- **EXERCISE AIM**: Write the material out again in full, exactly.

- **RECORDS FOR THIS TASK**:
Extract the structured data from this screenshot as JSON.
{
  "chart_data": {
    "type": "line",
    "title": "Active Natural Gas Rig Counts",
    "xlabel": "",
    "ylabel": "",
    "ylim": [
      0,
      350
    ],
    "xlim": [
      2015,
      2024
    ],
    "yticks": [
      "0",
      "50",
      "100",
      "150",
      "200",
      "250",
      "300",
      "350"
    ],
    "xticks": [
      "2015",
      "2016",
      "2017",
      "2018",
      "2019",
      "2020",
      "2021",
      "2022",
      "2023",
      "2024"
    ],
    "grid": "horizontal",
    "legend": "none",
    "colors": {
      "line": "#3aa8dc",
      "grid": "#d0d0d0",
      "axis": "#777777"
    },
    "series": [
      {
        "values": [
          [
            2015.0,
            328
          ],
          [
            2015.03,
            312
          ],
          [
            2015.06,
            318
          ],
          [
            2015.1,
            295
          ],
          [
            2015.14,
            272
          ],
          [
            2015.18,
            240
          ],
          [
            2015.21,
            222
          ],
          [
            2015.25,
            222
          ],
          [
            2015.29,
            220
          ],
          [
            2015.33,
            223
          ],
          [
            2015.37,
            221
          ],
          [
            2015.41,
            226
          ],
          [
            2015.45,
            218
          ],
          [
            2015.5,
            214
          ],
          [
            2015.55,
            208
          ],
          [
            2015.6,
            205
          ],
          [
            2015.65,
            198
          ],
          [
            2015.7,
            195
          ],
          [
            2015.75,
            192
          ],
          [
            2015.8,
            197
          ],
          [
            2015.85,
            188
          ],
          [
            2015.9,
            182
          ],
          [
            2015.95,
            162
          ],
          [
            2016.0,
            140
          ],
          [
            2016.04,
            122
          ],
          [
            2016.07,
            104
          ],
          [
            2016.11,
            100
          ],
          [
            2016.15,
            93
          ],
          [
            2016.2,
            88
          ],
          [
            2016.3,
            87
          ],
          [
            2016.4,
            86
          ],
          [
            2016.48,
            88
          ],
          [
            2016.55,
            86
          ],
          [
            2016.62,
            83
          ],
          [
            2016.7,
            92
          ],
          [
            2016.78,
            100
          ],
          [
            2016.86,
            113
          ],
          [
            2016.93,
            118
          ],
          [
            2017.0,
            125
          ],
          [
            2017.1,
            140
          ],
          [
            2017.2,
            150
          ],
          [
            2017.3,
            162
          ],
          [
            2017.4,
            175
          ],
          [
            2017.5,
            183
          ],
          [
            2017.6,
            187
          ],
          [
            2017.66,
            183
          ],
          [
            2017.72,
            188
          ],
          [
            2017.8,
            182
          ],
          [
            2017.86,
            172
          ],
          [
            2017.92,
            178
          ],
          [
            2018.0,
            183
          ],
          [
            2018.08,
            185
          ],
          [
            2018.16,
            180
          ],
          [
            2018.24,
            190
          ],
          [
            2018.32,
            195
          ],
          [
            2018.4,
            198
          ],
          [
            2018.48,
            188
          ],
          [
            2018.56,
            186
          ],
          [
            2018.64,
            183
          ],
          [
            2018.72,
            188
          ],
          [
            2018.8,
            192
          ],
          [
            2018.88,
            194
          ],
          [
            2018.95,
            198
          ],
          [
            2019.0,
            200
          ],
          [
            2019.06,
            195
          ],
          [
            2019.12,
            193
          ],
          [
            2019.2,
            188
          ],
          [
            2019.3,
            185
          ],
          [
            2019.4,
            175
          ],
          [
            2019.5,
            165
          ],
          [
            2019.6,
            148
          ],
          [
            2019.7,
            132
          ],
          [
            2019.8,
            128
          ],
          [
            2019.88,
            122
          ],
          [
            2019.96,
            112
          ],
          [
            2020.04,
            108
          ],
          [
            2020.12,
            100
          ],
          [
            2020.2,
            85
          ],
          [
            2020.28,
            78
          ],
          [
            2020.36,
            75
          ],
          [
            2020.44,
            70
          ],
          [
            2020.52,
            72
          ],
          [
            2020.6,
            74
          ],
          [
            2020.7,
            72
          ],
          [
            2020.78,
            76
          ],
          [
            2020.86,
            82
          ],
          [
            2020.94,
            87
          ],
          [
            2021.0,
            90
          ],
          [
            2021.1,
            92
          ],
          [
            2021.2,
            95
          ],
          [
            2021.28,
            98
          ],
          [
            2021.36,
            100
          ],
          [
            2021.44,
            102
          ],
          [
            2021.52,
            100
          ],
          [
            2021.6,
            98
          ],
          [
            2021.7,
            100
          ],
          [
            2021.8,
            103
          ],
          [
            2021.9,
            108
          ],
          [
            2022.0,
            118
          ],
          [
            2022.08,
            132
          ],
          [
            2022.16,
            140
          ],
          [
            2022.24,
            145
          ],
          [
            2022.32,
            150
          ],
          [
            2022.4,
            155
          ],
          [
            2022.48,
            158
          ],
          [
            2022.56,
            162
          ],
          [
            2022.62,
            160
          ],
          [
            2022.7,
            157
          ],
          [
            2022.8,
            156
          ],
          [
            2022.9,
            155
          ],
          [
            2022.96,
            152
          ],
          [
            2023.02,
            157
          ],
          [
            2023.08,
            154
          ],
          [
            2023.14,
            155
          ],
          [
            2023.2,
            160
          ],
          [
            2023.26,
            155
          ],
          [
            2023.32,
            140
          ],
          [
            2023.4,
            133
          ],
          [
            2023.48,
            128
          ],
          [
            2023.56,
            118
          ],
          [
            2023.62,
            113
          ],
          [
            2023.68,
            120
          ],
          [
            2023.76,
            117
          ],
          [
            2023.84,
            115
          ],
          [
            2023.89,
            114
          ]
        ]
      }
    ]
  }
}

- **WRITTEN RESPONSE**:
Extract the structured data from this screenshot as JSON.
{
  "chart_data": {
    "type": "line",
    "title": "Active Natural Gas Rig Counts",
    "xlabel": "",
    "ylabel": "",
    "ylim": [
      0,
      350
    ],
    "xlim": [
      2015,
      2024
    ],
    "yticks": [
      "0",
      "50",
      "100",
      "150",
      "200",
      "250",
      "300",
      "350"
    ],
    "xticks": [
      "2015",
      "2016",
      "2017",
      "2018",
      "2019",
      "2020",
      "2021",
      "2022",
      "2023",
      "2024"
    ],
    "grid": "horizontal",
    "legend": "none",
    "colors": {
      "line": "#3aa8dc",
      "grid": "#d0d0d0",
      "axis": "#777777"
    },
    "series": [
      {
        "values": [
          [
            2015.0,
            328
          ],
          [
            2015.03,
            312
          ],
          [
            2015.06,
            318
          ],
          [
            2015.1,
            295
          ],
          [
            2015.14,
            272
          ],
          [
            2015.18,
            240
          ],
          [
            2015.21,
            222
          ],
          [
            2015.25,
            222
          ],
          [
            2015.29,
            220
          ],
          [
            2015.33,
            223
          ],
          [
            2015.37,
            221
          ],
          [
            2015.41,
            226
          ],
          [
            2015.45,
            218
          ],
          [
            2015.5,
            214
          ],
          [
            2015.55,
            208
          ],
          [
            2015.6,
            205
          ],
          [
            2015.65,
            198
          ],
          [
            2015.7,
            195
          ],
          [
            2015.75,
            192
          ],
          [
            2015.8,
            197
          ],
          [
            2015.85,
            188
          ],
          [
            2015.9,
            182
          ],
          [
            2015.95,
            162
          ],
          [
            2016.0,
            140
          ],
          [
            2016.04,
            122
          ],
          [
            2016.07,
            104
          ],
          [
            2016.11,
            100
          ],
          [
            2016.15,
            93
          ],
          [
            2016.2,
            88
          ],
          [
            2016.3,
            87
          ],
          [
            2016.4,
            86
          ],
          [
            2016.48,
            88
          ],
          [
            2016.55,
            86
          ],
          [
            2016.62,
            83
          ],
          [
            2016.7,
            92
          ],
          [
            2016.78,
            100
          ],
          [
            2016.86,
            113
          ],
          [
            2016.93,
            118
          ],
          [
            2017.0,
            125
          ],
          [
            2017.1,
            140
          ],
          [
            2017.2,
            150
          ],
          [
            2017.3,
            162
          ],
          [
            2017.4,
            175
          ],
          [
            2017.5,
            183
          ],
          [
            2017.6,
            187
          ],
          [
            2017.66,
            183
          ],
          [
            2017.72,
            188
          ],
          [
            2017.8,
            182
          ],
          [
            2017.86,
            172
          ],
          [
            2017.92,
            178
          ],
          [
            2018.0,
            183
          ],
          [
            2018.08,
            185
          ],
          [
            2018.16,
            180
          ],
          [
            2018.24,
            190
          ],
          [
            2018.32,
            195
          ],
          [
            2018.4,
            198
          ],
          [
            2018.48,
            188
          ],
          [
            2018.56,
            186
          ],
          [
            2018.64,
            183
          ],
          [
            2018.72,
            188
          ],
          [
            2018.8,
            192
          ],
          [
            2018.88,
            194
          ],
          [
            2018.95,
            198
          ],
          [
            2019.0,
            200
          ],
          [
            2019.06,
            195
          ],
          [
            2019.12,
            193
          ],
          [
            2019.2,
            188
          ],
          [
            2019.3,
            185
          ],
          [
            2019.4,
            175
          ],
          [
            2019.5,
            165
          ],
          [
            2019.6,
            148
          ],
          [
            2019.7,
            132
          ],
          [
            2019.8,
            128
          ],
          [
            2019.88,
            122
          ],
          [
            2019.96,
            112
          ],
          [
            2020.04,
            108
          ],
          [
            2020.12,
            100
          ],
          [
            2020.2,
            85
          ],
          [
            2020.28,
            78
          ],
          [
            2020.36,
            75
          ],
          [
            2020.44,
            70
          ],
          [
            2020.52,
            72
          ],
          [
            2020.6,
            74
          ],
          [
            2020.7,
            72
          ],
          [
            2020.78,
            76
          ],
          [
            2020.86,
            82
          ],
          [
            2020.94,
            87
          ],
          [
            2021.0,
            90
          ],
          [
            2021.1,
            92
          ],
          [
            2021.2,
            95
          ],
          [
            2021.28,
            98
          ],
          [
            2021.36,
            100
          ],
          [
            2021.44,
            102
          ],
          [
            2021.52,
            100
          ],
          [
            2021.6,
            98
          ],
          [
            2021.7,
            100
          ],
          [
            2021.8,
            103
          ],
          [
            2021.9,
            108
          ],
          [
            2022.0,
            118
          ],
          [
            2022.08,
            132
          ],
          [
            2022.16,
            140
          ],
          [
            2022.24,
            145
          ],
          [
            2022.32,
            150
          ],
          [
            2022.4,
            155
          ],
          [
            2022.48,
            158
          ],
          [
            2022.56,
            162
          ],
          [
            2022.62,
            160
          ],
          [
            2022.7,
            157
          ],
          [
            2022.8,
            156
          ],
          [
            2022.9,
            155
          ],
          [
            2022.96,
            152
          ],
          [
            2023.02,
            157
          ],
          [
            2023.08,
            154
          ],
          [
            2023.14,
            155
          ],
          [
            2023.2,
            160
          ],
          [
            2023.26,
            155
          ],
          [
            2023.32,
            140
          ],
          [
            2023.4,
            133
          ],
          [
            2023.48,
            128
          ],
          [
            2023.56,
            118
          ],
          [
            2023.62,
            113
          ],
          [
            2023.68,
            120
          ],
          [
            2023.76,
            117
          ],
          [
            2023.84,
            115
          ],
          [
            2023.89,
            114
          ]
        ]
      }
    ]
  }
}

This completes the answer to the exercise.